• _Exercise_: Will you output the entries below exactly, skipping every image they contain?

[Data records]
————

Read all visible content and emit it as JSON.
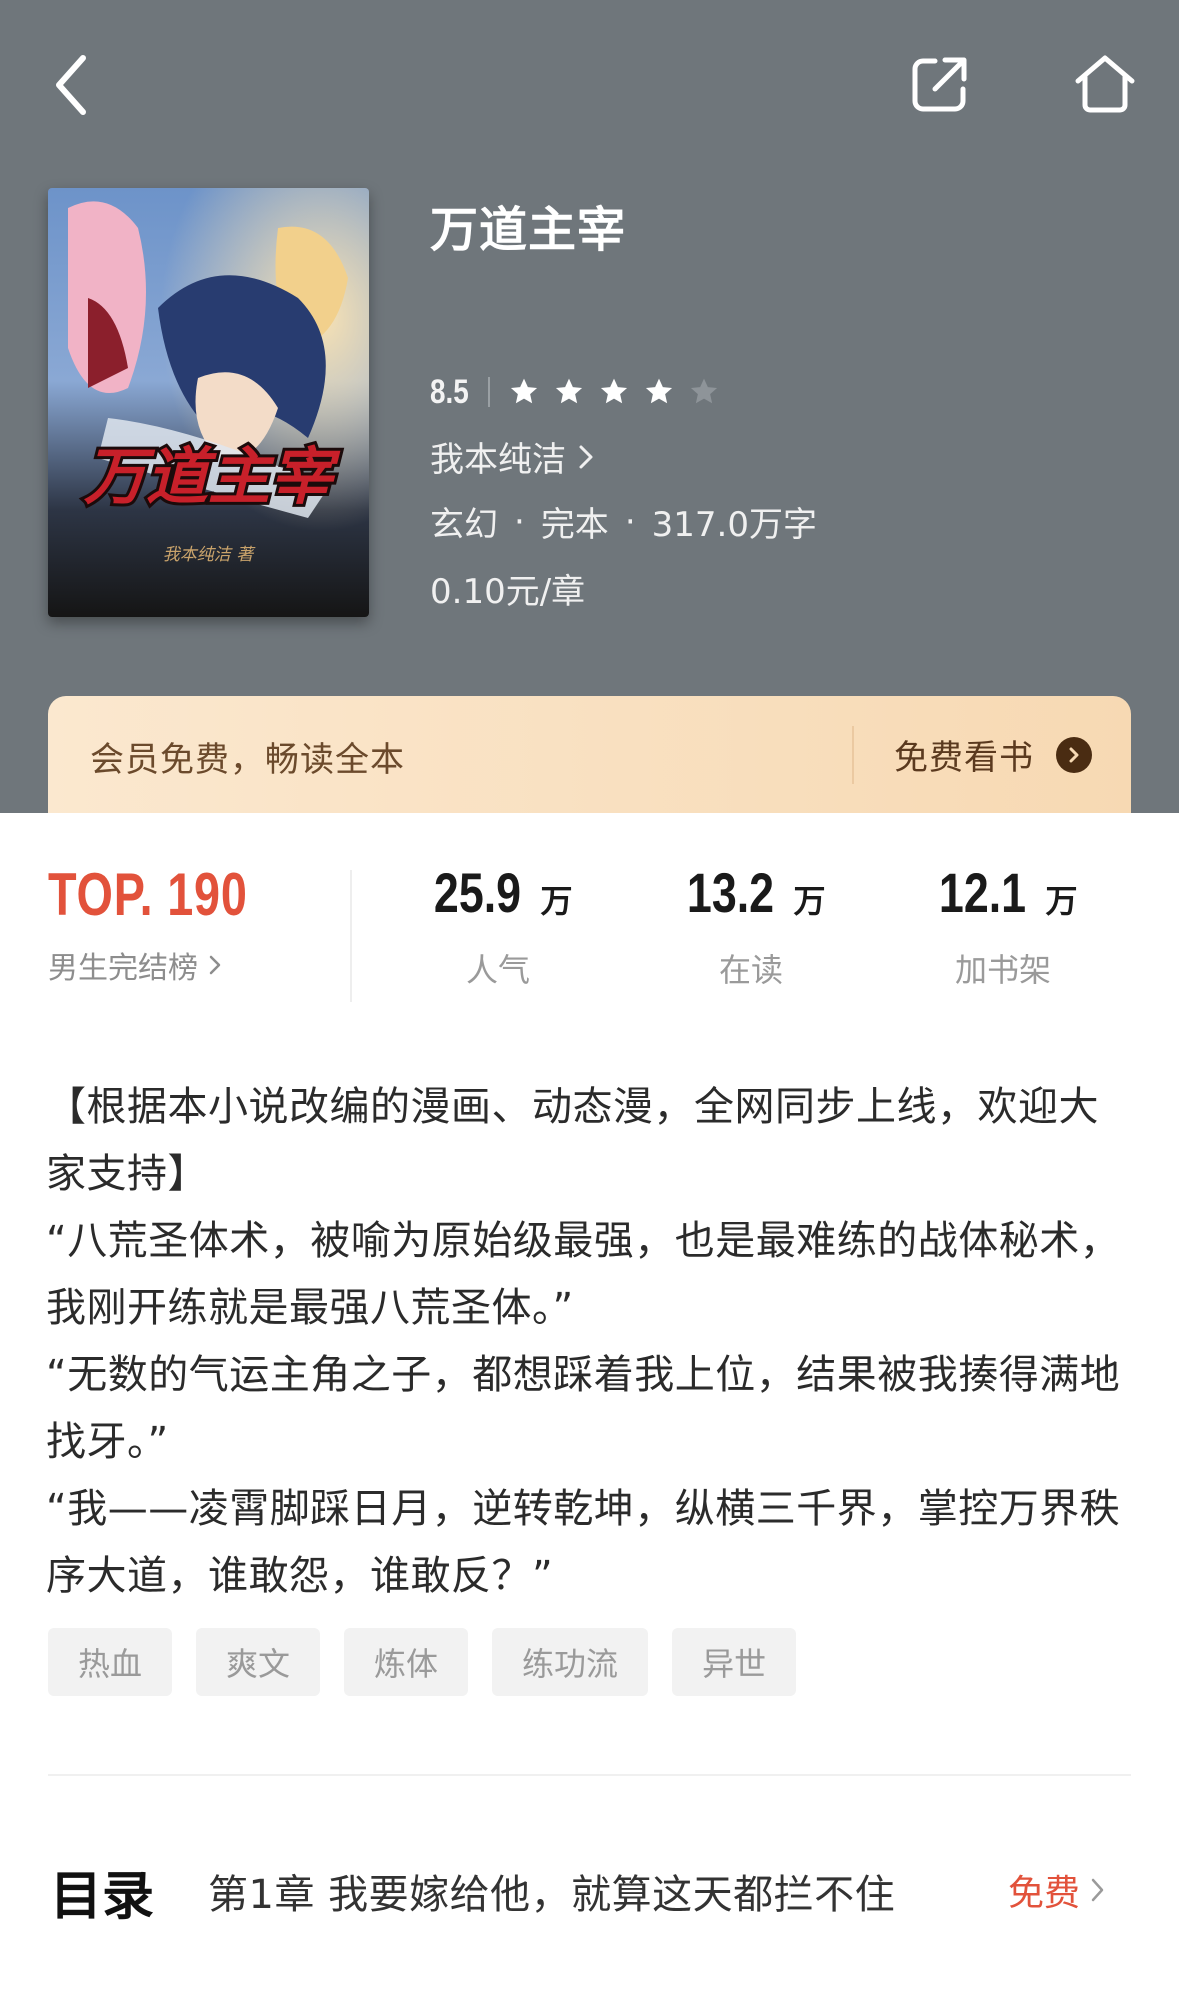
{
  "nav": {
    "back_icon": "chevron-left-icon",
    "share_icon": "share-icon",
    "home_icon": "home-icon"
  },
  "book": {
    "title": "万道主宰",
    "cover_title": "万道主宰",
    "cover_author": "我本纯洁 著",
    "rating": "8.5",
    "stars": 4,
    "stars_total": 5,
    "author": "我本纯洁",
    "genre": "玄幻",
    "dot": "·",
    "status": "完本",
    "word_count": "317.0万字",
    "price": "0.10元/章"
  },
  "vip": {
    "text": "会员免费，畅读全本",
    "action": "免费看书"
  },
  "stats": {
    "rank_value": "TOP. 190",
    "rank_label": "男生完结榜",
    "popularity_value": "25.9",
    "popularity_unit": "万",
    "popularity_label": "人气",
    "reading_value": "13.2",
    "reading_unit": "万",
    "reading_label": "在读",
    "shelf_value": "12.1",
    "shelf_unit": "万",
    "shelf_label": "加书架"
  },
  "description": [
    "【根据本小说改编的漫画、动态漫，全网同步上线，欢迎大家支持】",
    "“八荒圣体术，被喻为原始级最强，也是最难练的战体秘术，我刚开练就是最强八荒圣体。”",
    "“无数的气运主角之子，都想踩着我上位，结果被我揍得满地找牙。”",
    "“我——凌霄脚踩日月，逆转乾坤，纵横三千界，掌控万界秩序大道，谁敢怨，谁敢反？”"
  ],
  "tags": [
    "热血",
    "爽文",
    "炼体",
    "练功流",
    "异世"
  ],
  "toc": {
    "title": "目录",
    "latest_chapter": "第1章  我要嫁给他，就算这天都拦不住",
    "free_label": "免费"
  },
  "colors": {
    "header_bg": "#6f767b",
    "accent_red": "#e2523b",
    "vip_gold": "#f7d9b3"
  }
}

————

• _Correct response_:
Read all visible content and emit it as JSON.
{
  "nav": {
    "back_icon": "chevron-left-icon",
    "share_icon": "share-icon",
    "home_icon": "home-icon"
  },
  "book": {
    "title": "万道主宰",
    "cover_title": "万道主宰",
    "cover_author": "我本纯洁 著",
    "rating": "8.5",
    "stars": 4,
    "stars_total": 5,
    "author": "我本纯洁",
    "genre": "玄幻",
    "dot": "·",
    "status": "完本",
    "word_count": "317.0万字",
    "price": "0.10元/章"
  },
  "vip": {
    "text": "会员免费，畅读全本",
    "action": "免费看书"
  },
  "stats": {
    "rank_value": "TOP. 190",
    "rank_label": "男生完结榜",
    "popularity_value": "25.9",
    "popularity_unit": "万",
    "popularity_label": "人气",
    "reading_value": "13.2",
    "reading_unit": "万",
    "reading_label": "在读",
    "shelf_value": "12.1",
    "shelf_unit": "万",
    "shelf_label": "加书架"
  },
  "description": [
    "【根据本小说改编的漫画、动态漫，全网同步上线，欢迎大家支持】",
    "“八荒圣体术，被喻为原始级最强，也是最难练的战体秘术，我刚开练就是最强八荒圣体。”",
    "“无数的气运主角之子，都想踩着我上位，结果被我揍得满地找牙。”",
    "“我——凌霄脚踩日月，逆转乾坤，纵横三千界，掌控万界秩序大道，谁敢怨，谁敢反？”"
  ],
  "tags": [
    "热血",
    "爽文",
    "炼体",
    "练功流",
    "异世"
  ],
  "toc": {
    "title": "目录",
    "latest_chapter": "第1章  我要嫁给他，就算这天都拦不住",
    "free_label": "免费"
  },
  "colors": {
    "header_bg": "#6f767b",
    "accent_red": "#e2523b",
    "vip_gold": "#f7d9b3"
  }
}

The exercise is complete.